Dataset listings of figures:

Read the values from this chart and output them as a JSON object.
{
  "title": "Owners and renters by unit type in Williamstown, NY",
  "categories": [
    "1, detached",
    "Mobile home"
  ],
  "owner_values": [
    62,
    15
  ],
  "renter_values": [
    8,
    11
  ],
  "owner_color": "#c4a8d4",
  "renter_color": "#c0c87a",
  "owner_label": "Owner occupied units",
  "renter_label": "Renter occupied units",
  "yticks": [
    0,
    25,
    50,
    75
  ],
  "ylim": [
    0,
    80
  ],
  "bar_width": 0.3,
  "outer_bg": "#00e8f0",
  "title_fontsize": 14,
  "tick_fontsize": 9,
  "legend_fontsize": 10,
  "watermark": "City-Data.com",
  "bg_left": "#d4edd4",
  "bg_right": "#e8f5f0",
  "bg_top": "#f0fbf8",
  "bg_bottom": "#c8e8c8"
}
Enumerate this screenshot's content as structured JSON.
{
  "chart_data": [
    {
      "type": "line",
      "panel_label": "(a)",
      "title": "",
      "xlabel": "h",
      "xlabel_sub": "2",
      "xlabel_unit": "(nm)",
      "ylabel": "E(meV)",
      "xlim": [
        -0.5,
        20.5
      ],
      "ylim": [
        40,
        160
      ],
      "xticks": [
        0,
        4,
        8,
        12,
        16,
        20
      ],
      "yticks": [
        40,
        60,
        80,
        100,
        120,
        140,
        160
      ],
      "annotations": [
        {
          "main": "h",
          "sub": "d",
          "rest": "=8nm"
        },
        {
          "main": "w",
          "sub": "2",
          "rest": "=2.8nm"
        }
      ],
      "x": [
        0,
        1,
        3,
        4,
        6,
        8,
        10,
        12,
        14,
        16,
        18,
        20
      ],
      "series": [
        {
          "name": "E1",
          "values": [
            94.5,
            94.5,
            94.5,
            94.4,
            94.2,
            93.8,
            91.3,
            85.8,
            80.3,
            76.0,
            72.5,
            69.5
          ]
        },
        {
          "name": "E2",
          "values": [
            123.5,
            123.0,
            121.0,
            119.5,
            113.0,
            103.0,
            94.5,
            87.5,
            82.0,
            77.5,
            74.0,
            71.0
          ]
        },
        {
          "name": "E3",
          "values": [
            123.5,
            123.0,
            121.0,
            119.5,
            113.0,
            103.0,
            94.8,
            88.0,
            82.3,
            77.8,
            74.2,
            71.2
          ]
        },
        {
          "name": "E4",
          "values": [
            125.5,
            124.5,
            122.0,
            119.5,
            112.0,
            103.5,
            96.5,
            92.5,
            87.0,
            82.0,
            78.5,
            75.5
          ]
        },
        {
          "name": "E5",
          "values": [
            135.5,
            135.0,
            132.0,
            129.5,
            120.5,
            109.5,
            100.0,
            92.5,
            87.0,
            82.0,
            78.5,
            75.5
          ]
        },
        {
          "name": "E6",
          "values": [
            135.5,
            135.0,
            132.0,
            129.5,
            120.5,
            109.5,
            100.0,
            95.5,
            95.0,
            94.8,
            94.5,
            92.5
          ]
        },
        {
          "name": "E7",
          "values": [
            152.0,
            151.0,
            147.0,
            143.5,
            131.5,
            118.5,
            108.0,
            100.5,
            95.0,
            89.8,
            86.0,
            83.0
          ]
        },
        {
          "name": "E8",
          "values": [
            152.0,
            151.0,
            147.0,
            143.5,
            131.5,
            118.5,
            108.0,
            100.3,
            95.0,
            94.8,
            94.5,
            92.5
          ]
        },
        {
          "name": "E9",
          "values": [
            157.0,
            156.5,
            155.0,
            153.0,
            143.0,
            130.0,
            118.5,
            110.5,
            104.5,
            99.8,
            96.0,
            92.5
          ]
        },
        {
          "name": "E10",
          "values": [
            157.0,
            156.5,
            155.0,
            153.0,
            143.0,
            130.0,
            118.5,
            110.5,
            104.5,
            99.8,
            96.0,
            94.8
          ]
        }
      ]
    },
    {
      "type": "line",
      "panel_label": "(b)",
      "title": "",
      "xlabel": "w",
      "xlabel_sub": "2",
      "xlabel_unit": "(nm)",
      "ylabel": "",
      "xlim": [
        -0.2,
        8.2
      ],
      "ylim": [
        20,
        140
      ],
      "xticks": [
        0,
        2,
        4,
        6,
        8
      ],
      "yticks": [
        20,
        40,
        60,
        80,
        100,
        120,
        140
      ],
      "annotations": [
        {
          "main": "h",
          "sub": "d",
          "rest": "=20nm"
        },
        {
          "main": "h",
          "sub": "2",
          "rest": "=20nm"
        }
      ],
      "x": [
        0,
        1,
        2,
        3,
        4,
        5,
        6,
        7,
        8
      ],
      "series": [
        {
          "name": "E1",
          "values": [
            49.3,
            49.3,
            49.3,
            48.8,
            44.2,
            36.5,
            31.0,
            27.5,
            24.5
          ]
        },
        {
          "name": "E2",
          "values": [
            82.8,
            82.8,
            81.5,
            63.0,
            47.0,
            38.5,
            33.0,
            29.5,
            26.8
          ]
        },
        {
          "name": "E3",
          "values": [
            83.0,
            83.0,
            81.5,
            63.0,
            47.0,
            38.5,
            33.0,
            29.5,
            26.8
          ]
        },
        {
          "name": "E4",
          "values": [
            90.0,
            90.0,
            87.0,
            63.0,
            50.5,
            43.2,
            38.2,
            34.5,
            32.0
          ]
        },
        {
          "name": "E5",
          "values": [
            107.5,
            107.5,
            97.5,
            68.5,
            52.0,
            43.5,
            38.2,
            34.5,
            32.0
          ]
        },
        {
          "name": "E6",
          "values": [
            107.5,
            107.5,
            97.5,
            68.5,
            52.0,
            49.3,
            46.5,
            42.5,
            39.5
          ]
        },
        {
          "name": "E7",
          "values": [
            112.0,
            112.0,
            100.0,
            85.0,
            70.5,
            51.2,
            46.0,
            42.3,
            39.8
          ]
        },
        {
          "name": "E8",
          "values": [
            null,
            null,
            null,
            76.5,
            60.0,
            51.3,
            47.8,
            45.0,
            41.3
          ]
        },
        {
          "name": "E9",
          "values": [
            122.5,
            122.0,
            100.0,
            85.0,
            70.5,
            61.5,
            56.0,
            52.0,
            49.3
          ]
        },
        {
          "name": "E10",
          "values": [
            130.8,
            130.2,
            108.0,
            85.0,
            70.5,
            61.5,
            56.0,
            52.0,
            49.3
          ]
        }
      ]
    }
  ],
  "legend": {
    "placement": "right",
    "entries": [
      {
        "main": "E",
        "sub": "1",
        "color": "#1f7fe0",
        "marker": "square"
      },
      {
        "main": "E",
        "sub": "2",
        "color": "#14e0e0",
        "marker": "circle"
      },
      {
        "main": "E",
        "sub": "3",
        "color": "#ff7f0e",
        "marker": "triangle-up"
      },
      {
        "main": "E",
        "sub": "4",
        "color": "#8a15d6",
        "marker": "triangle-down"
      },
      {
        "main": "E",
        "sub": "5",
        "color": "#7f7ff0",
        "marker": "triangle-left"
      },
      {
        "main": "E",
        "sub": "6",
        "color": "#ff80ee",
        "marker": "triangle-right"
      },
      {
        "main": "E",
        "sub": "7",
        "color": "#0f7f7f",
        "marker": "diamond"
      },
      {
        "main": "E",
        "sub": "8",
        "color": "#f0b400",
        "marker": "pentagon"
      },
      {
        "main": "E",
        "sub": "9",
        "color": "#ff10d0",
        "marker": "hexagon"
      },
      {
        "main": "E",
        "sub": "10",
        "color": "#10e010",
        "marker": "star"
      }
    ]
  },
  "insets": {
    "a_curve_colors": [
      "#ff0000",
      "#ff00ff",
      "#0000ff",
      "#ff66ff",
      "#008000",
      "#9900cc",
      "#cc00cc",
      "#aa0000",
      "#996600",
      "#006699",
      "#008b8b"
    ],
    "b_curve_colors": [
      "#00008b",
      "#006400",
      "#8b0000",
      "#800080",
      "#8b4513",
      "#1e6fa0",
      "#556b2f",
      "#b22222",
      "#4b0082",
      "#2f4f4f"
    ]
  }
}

- GOAL -
Find the word "JSON" in the material, then list each line that holds it.

- PROBLEM SOLUTION -
Read the values from this chart and output them as a JSON object.
Enumerate this screenshot's content as structured JSON.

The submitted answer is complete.